▶ **THE TASK**: Find the lines that hold the word "provide" and return them.

————

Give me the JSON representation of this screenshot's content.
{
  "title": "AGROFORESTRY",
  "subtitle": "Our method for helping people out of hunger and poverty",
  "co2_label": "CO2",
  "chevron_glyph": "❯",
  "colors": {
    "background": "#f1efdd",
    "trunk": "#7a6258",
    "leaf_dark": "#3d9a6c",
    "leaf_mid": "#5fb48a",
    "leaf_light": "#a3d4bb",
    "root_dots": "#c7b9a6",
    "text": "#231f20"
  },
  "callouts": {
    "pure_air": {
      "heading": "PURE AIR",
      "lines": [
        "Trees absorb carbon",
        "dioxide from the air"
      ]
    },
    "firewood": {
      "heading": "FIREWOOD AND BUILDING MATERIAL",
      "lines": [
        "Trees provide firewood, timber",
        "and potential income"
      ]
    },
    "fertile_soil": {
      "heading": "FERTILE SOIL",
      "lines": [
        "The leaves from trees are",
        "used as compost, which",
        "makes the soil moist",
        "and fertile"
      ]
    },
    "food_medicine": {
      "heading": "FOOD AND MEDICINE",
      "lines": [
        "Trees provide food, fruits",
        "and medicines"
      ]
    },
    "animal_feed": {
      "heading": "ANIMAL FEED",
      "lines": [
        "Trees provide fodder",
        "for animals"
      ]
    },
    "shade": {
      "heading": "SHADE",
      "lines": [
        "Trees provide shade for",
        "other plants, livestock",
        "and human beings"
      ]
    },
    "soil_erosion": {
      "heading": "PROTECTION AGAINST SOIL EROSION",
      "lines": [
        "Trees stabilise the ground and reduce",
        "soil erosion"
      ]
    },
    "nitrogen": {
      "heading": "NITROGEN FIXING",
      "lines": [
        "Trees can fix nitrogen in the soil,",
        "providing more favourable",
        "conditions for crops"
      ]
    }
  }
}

————

▶ **ANSWER TO THIS TASK**:
        "Trees provide firewood, timber",
        "Trees provide food, fruits",
        "Trees provide fodder",
        "Trees provide shade for",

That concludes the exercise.